John Slezer (before 1650 - 1717) was a German-born military engineer and artist.

==Life==
Slezer was born in a German-speaking region of Europe, possibly the upper Rhineland. He may have spent his early years in military service to the House of Orange.

He arrived in the Kingdom of Scotland in 1669, and was appointed Surveyor of his Majesties Stores and Magazines, which involved compiling detailed surveys of the country's fortifications. He is best known for his Theatrum Scotiae, a series of engravings of views of castles, abbeys, towns, and seats of the nobility he encountered whilst travelling throughout Scotland in his capacity as Captain of the Artillery Company.

He was raised to the rank of Captain in 1688 and imprisoned later that year as a supporter of King James VII, following the latter's deposition in favour of William III and Mary II, but was released the following year. He published the first volume of Theatrum Scotiae in 1693, but sales were poor and he applied to the Government for a grant to proceed with a continuation of the work that was to be called Scotia Ilustrata. This never materialised, however, and increasing financial difficulties forced Slezer to spend the last years of his life in the Holyrood Abbey sanctuary to avoid debtors' prison.

He died on 24 June 1714.

==Family==

He married Jean Straiton, a native of Dundee.

**Exercise**
According to the text on John Slezer, why did he spend the last years of his life in the Holyrood Abbey sanctuary? Answer in one to three sentences. The listing that follows comes from a different source than the text on John Slezer.

**Record extracts**
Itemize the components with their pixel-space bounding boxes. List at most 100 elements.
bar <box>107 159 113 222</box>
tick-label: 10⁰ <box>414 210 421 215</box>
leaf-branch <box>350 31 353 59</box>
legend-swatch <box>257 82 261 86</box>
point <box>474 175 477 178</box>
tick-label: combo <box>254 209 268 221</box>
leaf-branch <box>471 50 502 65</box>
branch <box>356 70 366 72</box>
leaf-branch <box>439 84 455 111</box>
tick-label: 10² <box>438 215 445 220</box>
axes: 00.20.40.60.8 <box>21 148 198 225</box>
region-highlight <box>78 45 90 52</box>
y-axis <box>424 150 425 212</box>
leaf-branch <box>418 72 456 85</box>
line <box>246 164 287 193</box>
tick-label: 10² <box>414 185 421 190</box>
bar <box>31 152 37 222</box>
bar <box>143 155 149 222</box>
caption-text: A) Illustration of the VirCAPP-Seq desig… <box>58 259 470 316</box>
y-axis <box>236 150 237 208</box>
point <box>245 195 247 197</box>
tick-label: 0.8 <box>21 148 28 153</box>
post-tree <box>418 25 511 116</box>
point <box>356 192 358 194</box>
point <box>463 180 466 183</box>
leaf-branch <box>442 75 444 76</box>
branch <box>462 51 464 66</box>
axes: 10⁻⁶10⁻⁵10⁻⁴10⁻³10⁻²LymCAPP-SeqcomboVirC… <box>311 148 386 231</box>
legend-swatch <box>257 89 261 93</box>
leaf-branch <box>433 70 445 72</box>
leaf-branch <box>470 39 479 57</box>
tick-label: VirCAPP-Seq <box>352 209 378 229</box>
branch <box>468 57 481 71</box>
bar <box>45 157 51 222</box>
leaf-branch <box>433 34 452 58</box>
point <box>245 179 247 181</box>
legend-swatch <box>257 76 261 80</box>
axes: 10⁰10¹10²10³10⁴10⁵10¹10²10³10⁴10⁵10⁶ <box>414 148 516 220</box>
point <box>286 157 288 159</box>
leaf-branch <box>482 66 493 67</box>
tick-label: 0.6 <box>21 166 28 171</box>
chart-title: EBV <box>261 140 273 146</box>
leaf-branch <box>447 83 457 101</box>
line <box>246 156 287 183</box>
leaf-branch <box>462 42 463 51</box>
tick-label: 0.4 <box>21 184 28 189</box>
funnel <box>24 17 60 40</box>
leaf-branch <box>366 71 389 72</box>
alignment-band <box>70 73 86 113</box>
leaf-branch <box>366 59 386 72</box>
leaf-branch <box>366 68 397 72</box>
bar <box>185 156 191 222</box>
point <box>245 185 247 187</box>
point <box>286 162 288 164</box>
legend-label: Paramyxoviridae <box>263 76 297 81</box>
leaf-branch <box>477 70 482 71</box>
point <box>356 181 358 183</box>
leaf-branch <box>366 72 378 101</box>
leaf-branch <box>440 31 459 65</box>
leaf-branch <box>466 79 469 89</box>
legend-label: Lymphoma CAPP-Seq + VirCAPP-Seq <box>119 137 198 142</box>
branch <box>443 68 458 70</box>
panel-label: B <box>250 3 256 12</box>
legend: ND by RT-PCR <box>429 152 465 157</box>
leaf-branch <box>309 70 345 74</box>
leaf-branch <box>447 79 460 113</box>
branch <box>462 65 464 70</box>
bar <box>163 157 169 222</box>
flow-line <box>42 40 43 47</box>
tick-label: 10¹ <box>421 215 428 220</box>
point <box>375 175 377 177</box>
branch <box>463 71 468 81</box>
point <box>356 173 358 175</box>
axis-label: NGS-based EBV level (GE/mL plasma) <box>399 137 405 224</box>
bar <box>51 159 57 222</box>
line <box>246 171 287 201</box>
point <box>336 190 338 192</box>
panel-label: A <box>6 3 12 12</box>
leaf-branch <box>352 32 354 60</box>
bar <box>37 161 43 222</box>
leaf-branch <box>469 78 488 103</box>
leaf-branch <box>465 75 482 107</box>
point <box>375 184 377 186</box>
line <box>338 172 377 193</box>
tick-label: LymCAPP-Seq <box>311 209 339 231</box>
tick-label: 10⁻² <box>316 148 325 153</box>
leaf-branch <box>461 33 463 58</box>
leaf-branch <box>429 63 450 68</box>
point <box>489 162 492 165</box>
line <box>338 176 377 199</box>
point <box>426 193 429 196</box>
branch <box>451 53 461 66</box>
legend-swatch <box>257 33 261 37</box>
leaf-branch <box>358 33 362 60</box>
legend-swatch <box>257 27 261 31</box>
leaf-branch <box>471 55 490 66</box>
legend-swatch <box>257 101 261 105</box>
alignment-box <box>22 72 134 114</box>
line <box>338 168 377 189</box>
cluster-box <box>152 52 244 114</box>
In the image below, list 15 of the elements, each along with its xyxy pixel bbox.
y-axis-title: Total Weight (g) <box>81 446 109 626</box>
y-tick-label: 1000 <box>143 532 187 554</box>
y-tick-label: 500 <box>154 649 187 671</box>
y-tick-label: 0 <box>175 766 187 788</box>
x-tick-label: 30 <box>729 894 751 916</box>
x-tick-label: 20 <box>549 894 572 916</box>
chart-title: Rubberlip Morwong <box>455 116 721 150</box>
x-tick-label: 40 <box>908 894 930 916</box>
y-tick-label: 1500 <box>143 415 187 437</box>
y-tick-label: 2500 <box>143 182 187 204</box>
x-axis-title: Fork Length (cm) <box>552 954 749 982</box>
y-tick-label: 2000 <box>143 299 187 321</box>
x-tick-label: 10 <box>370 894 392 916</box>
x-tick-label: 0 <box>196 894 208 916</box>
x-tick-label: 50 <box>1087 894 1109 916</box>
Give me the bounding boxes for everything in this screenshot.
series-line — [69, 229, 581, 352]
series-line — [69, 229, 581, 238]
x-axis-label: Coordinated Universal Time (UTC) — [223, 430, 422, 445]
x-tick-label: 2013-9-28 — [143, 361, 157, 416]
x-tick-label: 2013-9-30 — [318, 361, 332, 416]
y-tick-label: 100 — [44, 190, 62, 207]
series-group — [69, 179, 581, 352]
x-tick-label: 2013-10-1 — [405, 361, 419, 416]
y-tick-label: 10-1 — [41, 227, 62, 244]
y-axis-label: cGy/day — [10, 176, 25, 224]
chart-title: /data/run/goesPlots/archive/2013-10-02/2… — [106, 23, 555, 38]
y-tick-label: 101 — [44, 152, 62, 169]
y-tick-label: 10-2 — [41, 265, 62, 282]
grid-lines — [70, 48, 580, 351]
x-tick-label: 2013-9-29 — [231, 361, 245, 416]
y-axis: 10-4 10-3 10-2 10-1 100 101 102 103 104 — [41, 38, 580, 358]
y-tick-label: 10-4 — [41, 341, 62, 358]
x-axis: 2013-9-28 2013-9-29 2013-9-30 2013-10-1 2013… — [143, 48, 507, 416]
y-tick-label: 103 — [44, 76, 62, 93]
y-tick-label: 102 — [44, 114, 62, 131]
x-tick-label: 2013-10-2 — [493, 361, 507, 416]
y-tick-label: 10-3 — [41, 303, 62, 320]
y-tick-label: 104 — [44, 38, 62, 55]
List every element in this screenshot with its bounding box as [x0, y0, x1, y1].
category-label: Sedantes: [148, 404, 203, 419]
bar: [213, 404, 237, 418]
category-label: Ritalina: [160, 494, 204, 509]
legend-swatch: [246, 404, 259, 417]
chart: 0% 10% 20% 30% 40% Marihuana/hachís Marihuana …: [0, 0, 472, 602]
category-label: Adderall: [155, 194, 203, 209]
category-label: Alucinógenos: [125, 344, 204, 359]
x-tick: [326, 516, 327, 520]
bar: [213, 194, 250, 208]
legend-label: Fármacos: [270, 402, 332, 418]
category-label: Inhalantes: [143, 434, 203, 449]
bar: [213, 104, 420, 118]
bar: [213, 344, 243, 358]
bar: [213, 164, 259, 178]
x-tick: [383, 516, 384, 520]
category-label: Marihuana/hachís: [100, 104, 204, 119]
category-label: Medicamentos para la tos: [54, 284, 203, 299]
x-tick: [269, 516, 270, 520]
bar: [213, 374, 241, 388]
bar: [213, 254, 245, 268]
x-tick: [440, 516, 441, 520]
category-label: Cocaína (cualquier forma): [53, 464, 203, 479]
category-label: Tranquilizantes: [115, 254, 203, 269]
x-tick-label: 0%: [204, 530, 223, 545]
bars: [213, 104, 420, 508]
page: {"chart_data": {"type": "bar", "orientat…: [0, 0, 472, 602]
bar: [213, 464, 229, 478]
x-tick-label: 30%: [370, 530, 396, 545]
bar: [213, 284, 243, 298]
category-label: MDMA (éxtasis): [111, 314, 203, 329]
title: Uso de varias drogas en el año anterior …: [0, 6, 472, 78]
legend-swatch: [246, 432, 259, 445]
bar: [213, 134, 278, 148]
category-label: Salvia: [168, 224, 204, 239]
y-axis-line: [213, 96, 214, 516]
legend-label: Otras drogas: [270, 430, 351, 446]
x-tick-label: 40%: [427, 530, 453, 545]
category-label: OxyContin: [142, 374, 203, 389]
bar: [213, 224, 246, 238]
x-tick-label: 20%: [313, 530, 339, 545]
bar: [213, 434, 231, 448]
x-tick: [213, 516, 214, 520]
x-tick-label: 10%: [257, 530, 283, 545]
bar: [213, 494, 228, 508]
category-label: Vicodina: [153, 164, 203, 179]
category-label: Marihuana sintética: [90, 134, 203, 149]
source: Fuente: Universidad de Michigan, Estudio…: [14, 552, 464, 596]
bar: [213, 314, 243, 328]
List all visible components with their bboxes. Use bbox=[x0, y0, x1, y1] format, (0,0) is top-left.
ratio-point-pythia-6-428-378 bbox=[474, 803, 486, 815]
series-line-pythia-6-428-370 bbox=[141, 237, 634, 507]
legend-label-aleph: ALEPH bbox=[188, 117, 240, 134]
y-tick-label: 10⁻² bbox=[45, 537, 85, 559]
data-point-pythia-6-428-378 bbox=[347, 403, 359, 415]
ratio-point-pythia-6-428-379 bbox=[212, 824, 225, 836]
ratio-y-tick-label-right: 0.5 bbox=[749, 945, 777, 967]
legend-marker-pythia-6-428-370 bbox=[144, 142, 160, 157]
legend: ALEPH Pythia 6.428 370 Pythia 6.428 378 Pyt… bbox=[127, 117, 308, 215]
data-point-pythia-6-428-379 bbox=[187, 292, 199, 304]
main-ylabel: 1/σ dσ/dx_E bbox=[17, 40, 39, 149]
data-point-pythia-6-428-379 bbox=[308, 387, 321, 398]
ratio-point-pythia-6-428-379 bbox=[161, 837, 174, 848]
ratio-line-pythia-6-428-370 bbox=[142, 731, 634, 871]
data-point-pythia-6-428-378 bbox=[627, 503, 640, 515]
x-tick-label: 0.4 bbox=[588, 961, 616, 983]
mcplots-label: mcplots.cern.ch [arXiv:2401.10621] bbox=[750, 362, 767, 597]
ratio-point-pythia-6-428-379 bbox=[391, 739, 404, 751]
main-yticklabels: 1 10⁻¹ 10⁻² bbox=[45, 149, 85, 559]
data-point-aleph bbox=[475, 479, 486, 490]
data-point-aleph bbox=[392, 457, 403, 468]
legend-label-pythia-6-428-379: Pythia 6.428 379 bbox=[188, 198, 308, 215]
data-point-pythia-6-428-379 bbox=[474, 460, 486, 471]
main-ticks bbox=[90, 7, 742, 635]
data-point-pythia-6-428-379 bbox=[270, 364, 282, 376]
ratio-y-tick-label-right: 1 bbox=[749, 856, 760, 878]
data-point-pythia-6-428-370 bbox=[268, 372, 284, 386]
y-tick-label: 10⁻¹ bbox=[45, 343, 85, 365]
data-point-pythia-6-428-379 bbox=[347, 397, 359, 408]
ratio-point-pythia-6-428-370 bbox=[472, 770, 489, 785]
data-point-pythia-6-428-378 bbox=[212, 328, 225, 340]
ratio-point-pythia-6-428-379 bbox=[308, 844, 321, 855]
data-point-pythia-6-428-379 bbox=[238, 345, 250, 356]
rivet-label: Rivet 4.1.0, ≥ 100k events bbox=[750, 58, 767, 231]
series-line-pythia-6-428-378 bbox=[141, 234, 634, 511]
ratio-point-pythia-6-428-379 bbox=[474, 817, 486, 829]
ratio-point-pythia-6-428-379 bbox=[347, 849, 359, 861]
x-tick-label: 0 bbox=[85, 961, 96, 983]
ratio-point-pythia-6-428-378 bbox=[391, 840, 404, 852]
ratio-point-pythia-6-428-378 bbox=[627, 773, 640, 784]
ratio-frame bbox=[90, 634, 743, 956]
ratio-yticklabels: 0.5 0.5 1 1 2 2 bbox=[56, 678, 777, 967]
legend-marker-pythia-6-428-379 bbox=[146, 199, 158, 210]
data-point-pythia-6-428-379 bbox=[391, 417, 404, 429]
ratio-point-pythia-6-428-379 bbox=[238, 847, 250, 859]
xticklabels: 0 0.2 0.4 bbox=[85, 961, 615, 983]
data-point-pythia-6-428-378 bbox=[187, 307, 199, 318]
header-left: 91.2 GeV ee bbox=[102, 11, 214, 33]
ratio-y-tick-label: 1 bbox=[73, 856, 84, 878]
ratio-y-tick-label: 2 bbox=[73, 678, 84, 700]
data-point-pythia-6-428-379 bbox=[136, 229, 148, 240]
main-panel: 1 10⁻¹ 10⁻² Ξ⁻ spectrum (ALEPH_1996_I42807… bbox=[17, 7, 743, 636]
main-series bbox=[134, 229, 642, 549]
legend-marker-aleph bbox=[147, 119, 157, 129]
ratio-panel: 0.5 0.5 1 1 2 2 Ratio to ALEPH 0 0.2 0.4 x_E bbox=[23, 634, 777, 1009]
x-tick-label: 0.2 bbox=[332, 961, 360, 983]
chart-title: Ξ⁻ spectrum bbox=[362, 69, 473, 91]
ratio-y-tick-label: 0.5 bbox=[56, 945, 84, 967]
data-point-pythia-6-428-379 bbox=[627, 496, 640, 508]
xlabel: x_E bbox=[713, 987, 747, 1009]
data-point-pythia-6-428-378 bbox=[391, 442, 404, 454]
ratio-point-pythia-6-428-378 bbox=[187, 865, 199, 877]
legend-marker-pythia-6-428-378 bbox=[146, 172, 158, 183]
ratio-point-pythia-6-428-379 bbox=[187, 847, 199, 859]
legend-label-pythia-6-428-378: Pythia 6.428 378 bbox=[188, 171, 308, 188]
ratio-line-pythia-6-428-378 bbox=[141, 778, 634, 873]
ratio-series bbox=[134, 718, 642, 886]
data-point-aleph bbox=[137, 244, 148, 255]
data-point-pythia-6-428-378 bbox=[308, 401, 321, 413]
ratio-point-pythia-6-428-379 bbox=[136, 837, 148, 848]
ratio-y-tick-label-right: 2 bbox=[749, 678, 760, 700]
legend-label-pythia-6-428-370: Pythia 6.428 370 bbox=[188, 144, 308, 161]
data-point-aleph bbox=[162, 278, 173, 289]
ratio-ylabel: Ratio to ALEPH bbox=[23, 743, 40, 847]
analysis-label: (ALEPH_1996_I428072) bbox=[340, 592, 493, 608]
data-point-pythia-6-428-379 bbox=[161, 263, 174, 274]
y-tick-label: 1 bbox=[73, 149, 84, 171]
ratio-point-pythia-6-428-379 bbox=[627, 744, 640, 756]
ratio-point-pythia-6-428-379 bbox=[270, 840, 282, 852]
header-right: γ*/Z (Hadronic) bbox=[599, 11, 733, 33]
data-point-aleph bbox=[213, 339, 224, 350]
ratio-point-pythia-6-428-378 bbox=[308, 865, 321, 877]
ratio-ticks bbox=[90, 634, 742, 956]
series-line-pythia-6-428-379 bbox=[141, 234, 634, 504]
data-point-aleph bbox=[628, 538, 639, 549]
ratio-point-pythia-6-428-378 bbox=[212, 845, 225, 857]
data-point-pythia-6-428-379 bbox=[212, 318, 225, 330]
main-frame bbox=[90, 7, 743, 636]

**Task result**
Increasing financial difficulties forced him there to avoid debtors' prison. Sales of the first volume of Theatrum Scotiae were poor, and the continuation he sought a government grant for never materialized.